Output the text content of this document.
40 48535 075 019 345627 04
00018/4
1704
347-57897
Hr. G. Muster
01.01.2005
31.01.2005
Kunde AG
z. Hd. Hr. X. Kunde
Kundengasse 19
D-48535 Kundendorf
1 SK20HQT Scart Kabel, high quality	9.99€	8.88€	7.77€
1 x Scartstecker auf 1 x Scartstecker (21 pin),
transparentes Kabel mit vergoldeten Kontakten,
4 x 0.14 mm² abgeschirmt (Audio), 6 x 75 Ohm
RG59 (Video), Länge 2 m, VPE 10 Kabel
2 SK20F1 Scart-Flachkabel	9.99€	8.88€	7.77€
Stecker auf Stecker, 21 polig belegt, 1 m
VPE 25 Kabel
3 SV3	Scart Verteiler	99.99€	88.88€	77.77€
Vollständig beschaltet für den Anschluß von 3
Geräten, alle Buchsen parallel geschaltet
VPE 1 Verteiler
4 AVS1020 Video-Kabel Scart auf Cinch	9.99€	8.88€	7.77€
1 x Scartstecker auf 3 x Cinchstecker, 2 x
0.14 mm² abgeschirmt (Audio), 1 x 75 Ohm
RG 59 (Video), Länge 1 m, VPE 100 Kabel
■ ■ ■
WHAT THE TASK REQUIRES:
Show every line of the listing in which the string "Scartstecker" can be found.

EXPECTED ANSWER:
1 x Scartstecker auf 1 x Scartstecker (21 pin),
1 x Scartstecker auf 3 x Cinchstecker, 2 x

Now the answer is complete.